* PROVIDED ENTRIES *
• • • • • • •
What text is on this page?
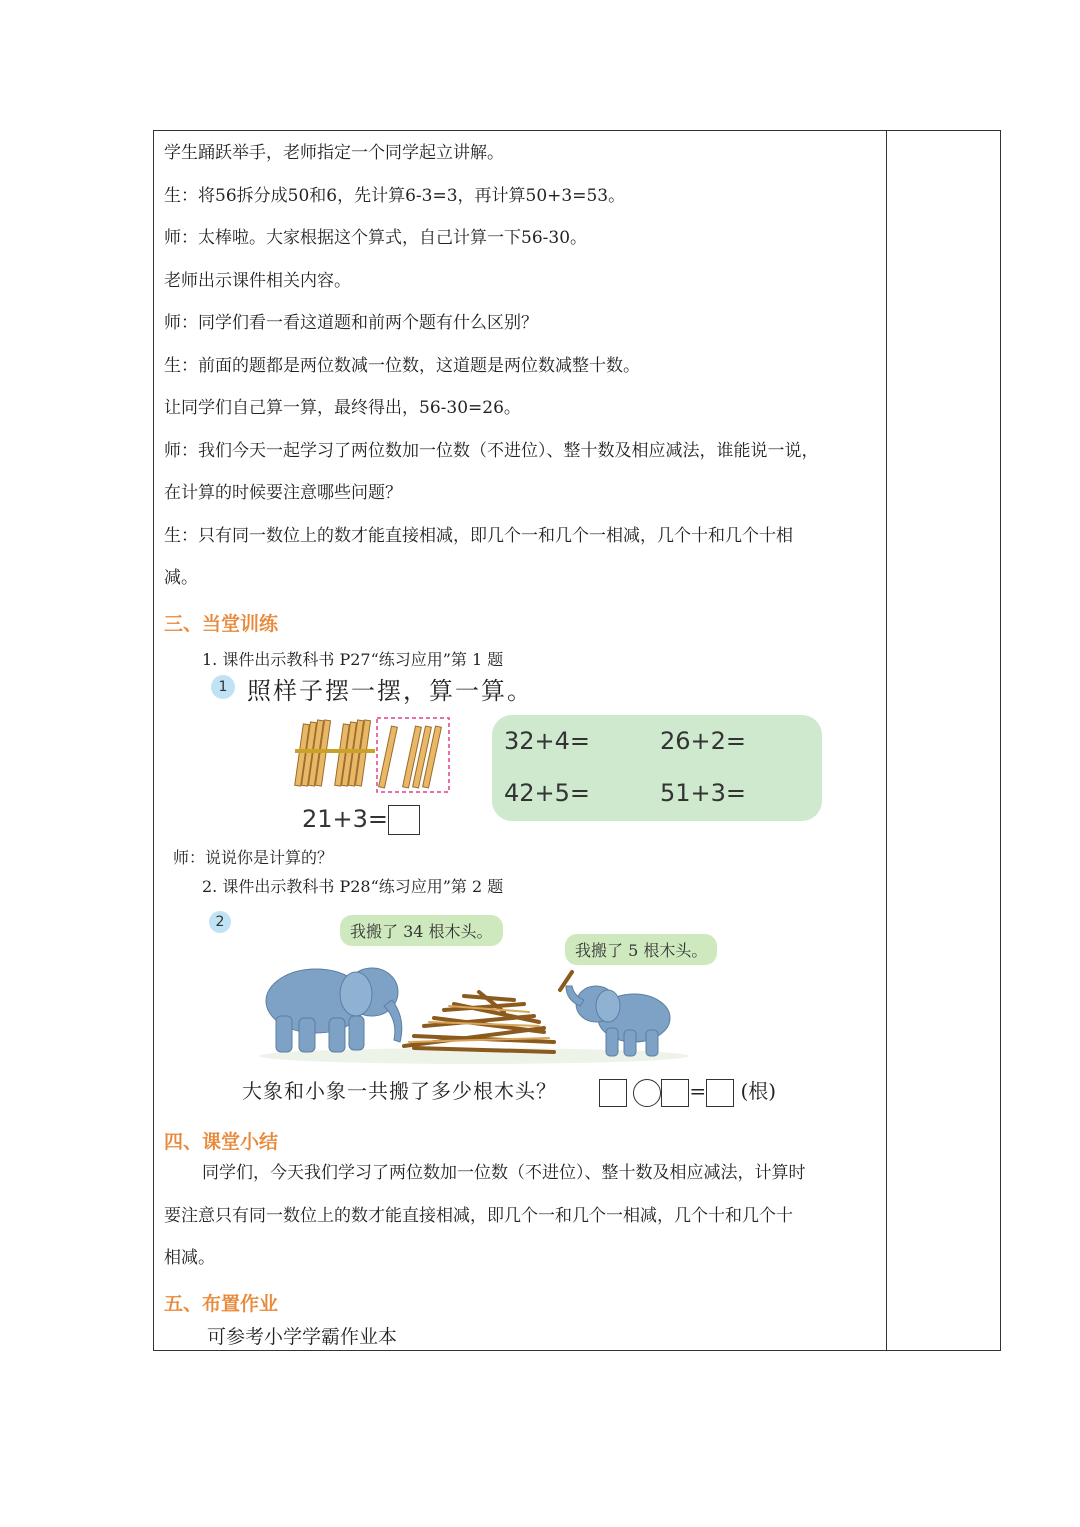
学生踊跃举手，老师指定一个同学起立讲解。
生：将56拆分成50和6，先计算6-3=3，再计算50+3=53。
师：太棒啦。大家根据这个算式，自己计算一下56-30。
老师出示课件相关内容。
师：同学们看一看这道题和前两个题有什么区别？
生：前面的题都是两位数减一位数，这道题是两位数减整十数。
让同学们自己算一算，最终得出，56-30=26。
师：我们今天一起学习了两位数加一位数（不进位）、整十数及相应减法，谁能说一说，
在计算的时候要注意哪些问题？
生：只有同一数位上的数才能直接相减，即几个一和几个一相减，几个十和几个十相
减。
三、当堂训练
1. 课件出示教科书 P27“练习应用”第 1 题
1 照样子摆一摆，算一算。
21+3=
32+4=	26+2=
42+5=	51+3=
师：说说你是计算的？
2. 课件出示教科书 P28“练习应用”第 2 题
2	我搬了 34 根木头。
我搬了 5 根木头。
大象和小象一共搬了多少根木头？	= (根)
四、课堂小结
同学们，今天我们学习了两位数加一位数（不进位）、整十数及相应减法，计算时
要注意只有同一数位上的数才能直接相减，即几个一和几个一相减，几个十和几个十
相减。
五、布置作业
可参考小学学霸作业本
• • • • • • •
Write out the material above once more, exactly as it reads, with no pictures.

What text is on this page?
学生踊跃举手，老师指定一个同学起立讲解。
生：将56拆分成50和6，先计算6-3=3，再计算50+3=53。
师：太棒啦。大家根据这个算式，自己计算一下56-30。
老师出示课件相关内容。
师：同学们看一看这道题和前两个题有什么区别？
生：前面的题都是两位数减一位数，这道题是两位数减整十数。
让同学们自己算一算，最终得出，56-30=26。
师：我们今天一起学习了两位数加一位数（不进位）、整十数及相应减法，谁能说一说，
在计算的时候要注意哪些问题？
生：只有同一数位上的数才能直接相减，即几个一和几个一相减，几个十和几个十相
减。
三、当堂训练
1. 课件出示教科书 P27“练习应用”第 1 题
1 照样子摆一摆，算一算。
21+3=
32+4=	26+2=
42+5=	51+3=
师：说说你是计算的？
2. 课件出示教科书 P28“练习应用”第 2 题
2	我搬了 34 根木头。
我搬了 5 根木头。
大象和小象一共搬了多少根木头？	= (根)
四、课堂小结
同学们，今天我们学习了两位数加一位数（不进位）、整十数及相应减法，计算时
要注意只有同一数位上的数才能直接相减，即几个一和几个一相减，几个十和几个十
相减。
五、布置作业
可参考小学学霸作业本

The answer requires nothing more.